PROVIDED DATA:
# # #

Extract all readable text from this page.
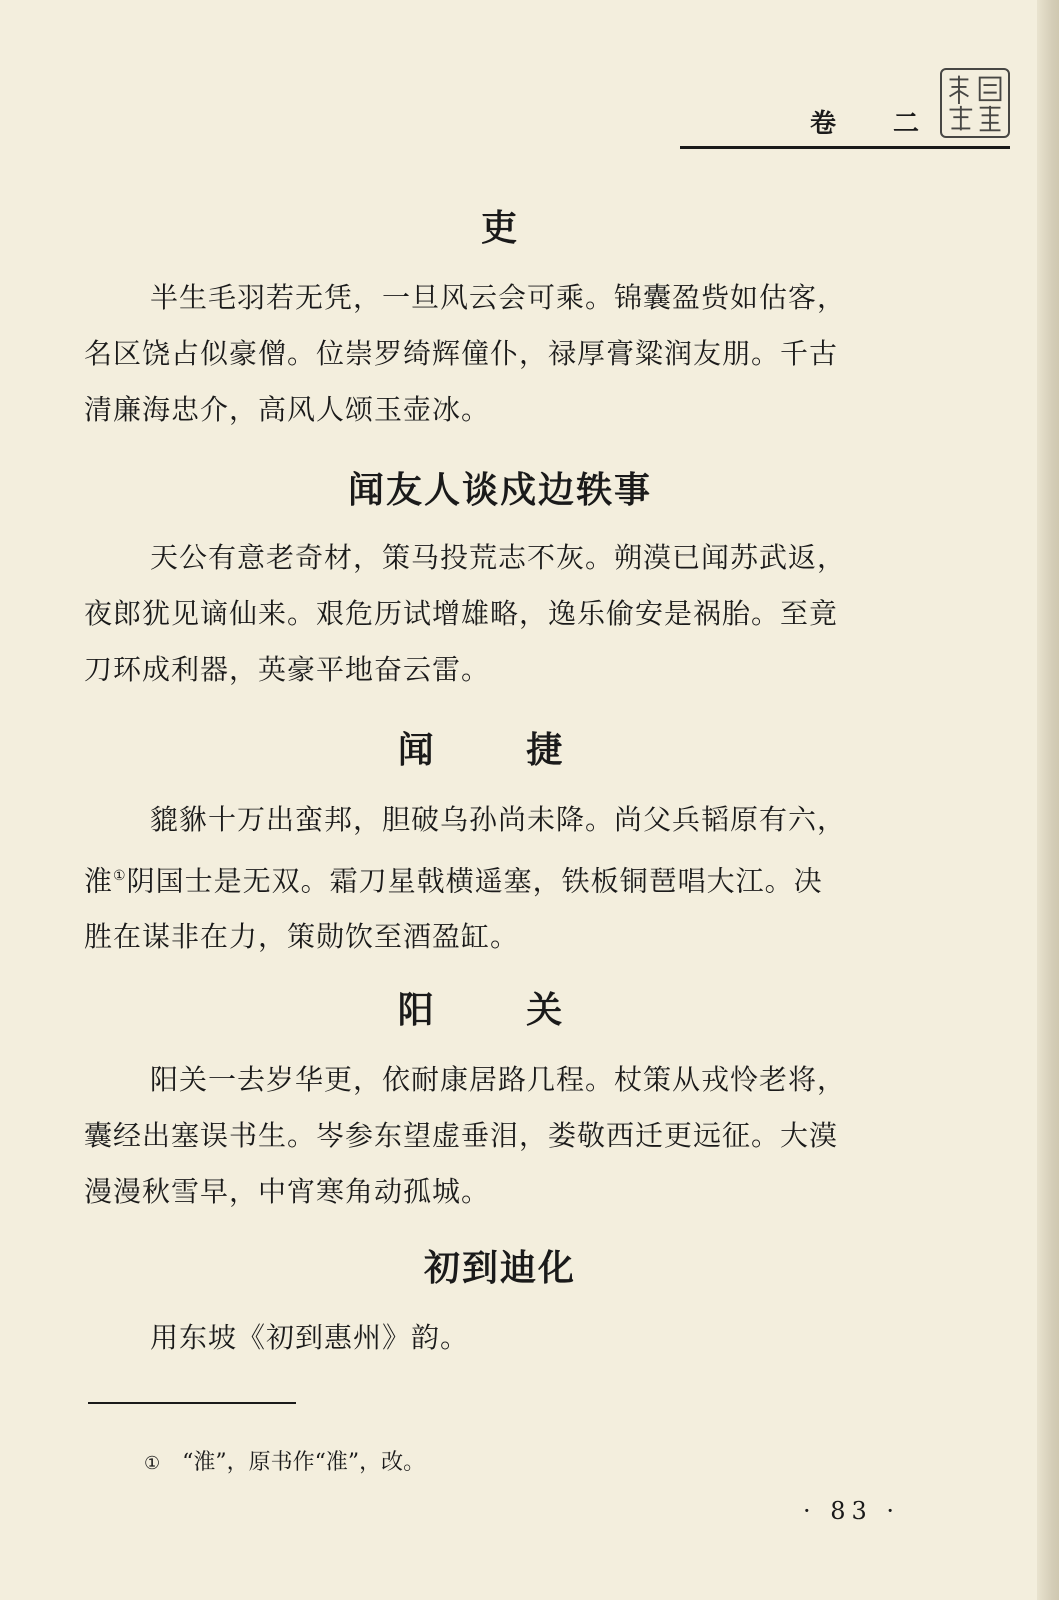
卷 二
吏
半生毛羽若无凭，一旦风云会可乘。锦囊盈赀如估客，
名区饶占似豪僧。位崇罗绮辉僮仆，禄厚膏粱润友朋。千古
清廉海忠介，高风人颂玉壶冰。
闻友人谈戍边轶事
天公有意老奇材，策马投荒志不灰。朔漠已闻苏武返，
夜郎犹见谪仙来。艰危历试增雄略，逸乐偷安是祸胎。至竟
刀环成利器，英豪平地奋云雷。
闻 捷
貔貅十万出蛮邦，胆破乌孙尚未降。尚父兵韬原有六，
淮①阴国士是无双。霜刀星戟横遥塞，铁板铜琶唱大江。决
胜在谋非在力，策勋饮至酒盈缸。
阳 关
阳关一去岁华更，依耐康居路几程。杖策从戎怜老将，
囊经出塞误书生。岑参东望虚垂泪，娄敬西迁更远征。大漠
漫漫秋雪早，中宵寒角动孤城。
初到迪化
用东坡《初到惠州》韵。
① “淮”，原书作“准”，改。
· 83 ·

# # #

Reproduce every entry word for word, but skip any pictures.

Extract all readable text from this page.
卷 二
吏
半生毛羽若无凭，一旦风云会可乘。锦囊盈赀如估客，
名区饶占似豪僧。位崇罗绮辉僮仆，禄厚膏粱润友朋。千古
清廉海忠介，高风人颂玉壶冰。
闻友人谈戍边轶事
天公有意老奇材，策马投荒志不灰。朔漠已闻苏武返，
夜郎犹见谪仙来。艰危历试增雄略，逸乐偷安是祸胎。至竟
刀环成利器，英豪平地奋云雷。
闻 捷
貔貅十万出蛮邦，胆破乌孙尚未降。尚父兵韬原有六，
淮①阴国士是无双。霜刀星戟横遥塞，铁板铜琶唱大江。决
胜在谋非在力，策勋饮至酒盈缸。
阳 关
阳关一去岁华更，依耐康居路几程。杖策从戎怜老将，
囊经出塞误书生。岑参东望虚垂泪，娄敬西迁更远征。大漠
漫漫秋雪早，中宵寒角动孤城。
初到迪化
用东坡《初到惠州》韵。
① “淮”，原书作“准”，改。
· 83 ·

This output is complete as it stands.